Copy every line of the listing exactly.

- _THE RECORDS_
⟨

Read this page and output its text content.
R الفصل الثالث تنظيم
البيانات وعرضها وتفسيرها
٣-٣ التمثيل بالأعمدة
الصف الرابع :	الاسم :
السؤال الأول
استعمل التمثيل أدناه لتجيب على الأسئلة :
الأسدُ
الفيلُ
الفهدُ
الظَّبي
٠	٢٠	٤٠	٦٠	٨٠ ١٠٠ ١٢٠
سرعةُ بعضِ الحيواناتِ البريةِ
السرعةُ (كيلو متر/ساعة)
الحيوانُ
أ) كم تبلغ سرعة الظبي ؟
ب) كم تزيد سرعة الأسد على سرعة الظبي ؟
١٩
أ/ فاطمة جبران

⟩

- _EXPECTED OUTPUT_
Read this page and output its text content.
R الفصل الثالث تنظيم
البيانات وعرضها وتفسيرها
٣-٣ التمثيل بالأعمدة
الصف الرابع :	الاسم :
السؤال الأول
استعمل التمثيل أدناه لتجيب على الأسئلة :
الأسدُ
الفيلُ
الفهدُ
الظَّبي
٠	٢٠	٤٠	٦٠	٨٠ ١٠٠ ١٢٠
سرعةُ بعضِ الحيواناتِ البريةِ
السرعةُ (كيلو متر/ساعة)
الحيوانُ
أ) كم تبلغ سرعة الظبي ؟
ب) كم تزيد سرعة الأسد على سرعة الظبي ؟
١٩
أ/ فاطمة جبران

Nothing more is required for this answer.